▶ [Exercise brief]: Search the material below for the word "이해하고" and copy every line in which it occurs.

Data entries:

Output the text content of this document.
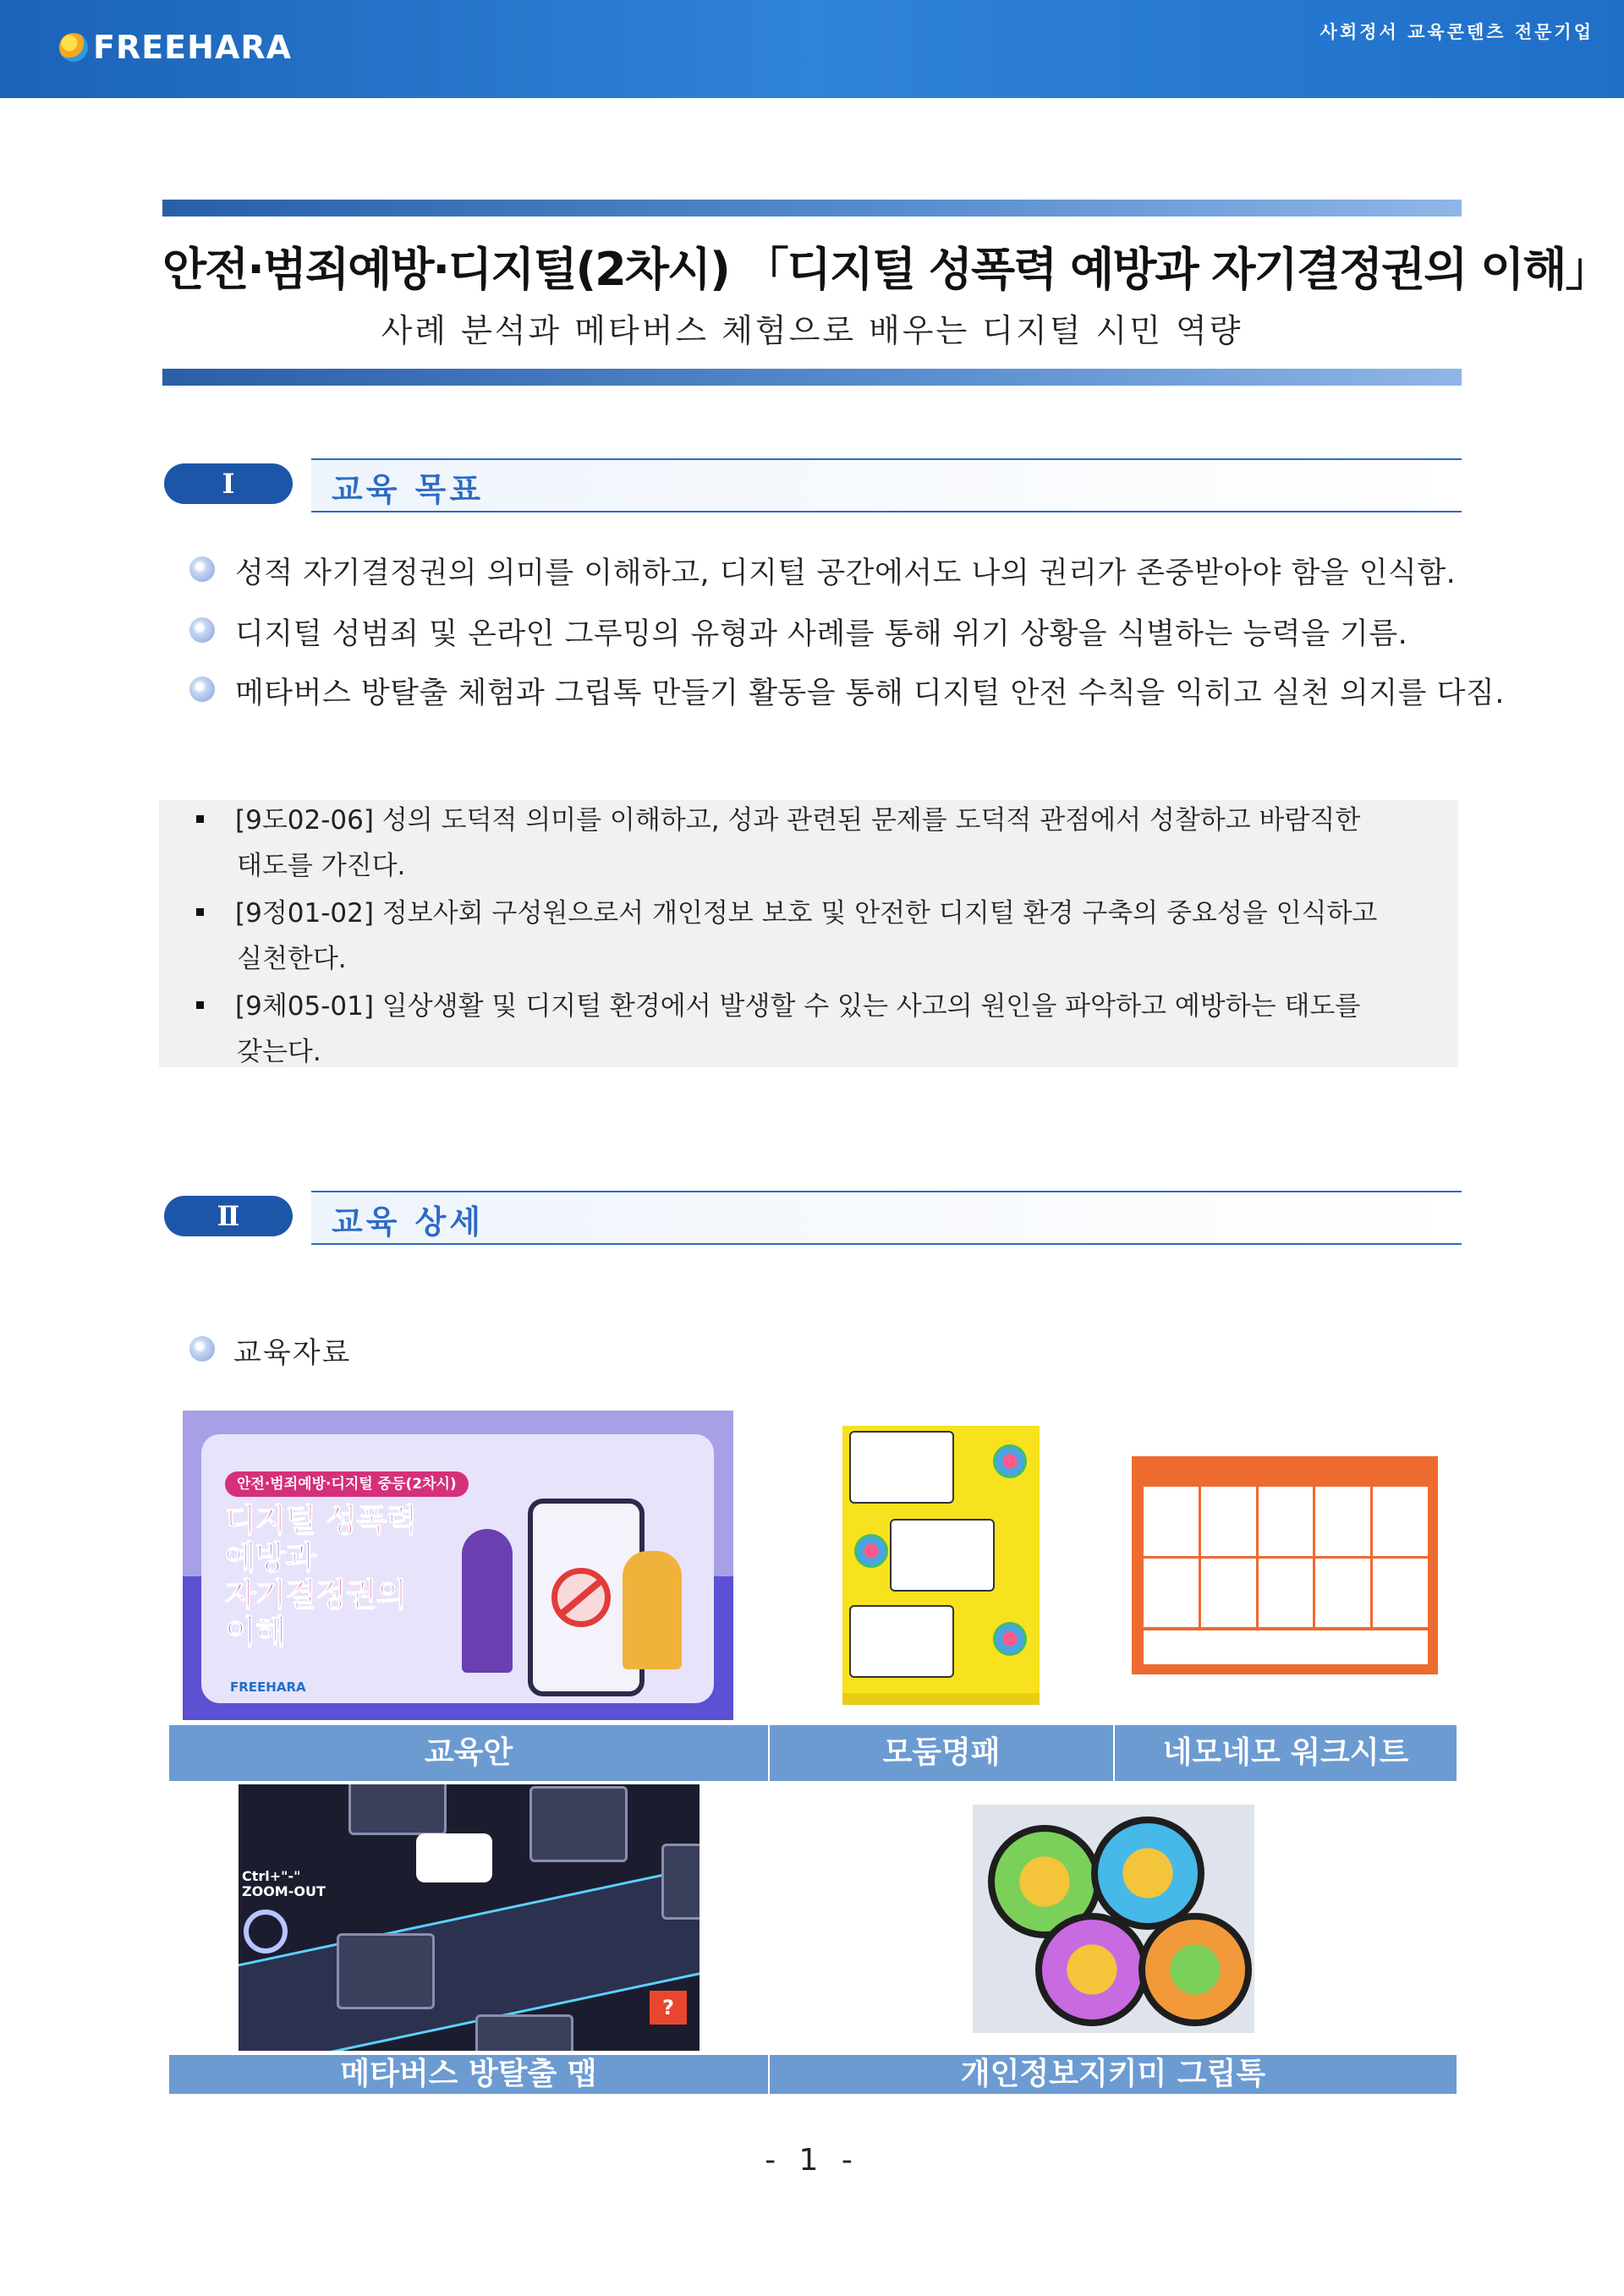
FREEHARA	사회정서 교육콘텐츠 전문기업
안전·범죄예방·디지털(2차시) 「디지털 성폭력 예방과 자기결정권의 이해」
사례 분석과 메타버스 체험으로 배우는 디지털 시민 역량
Ⅰ	교육 목표
성적 자기결정권의 의미를 이해하고, 디지털 공간에서도 나의 권리가 존중받아야 함을 인식함.
디지털 성범죄 및 온라인 그루밍의 유형과 사례를 통해 위기 상황을 식별하는 능력을 기름.
메타버스 방탈출 체험과 그립톡 만들기 활동을 통해 디지털 안전 수칙을 익히고 실천 의지를 다짐.
[9도02-06] 성의 도덕적 의미를 이해하고, 성과 관련된 문제를 도덕적 관점에서 성찰하고 바람직한
태도를 가진다.
[9정01-02] 정보사회 구성원으로서 개인정보 보호 및 안전한 디지털 환경 구축의 중요성을 인식하고
실천한다.
[9체05-01] 일상생활 및 디지털 환경에서 발생할 수 있는 사고의 원인을 파악하고 예방하는 태도를
갖는다.
Ⅱ	교육 상세
교육자료
안전·범죄예방·디지털 중등(2차시)
디지털 성폭력
예방과
자기결정권의
이해
FREEHARA
교육안	모둠명패	네모네모 워크시트
Ctrl+"-"
ZOOM-OUT
?
메타버스 방탈출 맵	개인정보지키미 그립톡
- 1 -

▶ [Task response]:
성적 자기결정권의 의미를 이해하고, 디지털 공간에서도 나의 권리가 존중받아야 함을 인식함.
[9도02-06] 성의 도덕적 의미를 이해하고, 성과 관련된 문제를 도덕적 관점에서 성찰하고 바람직한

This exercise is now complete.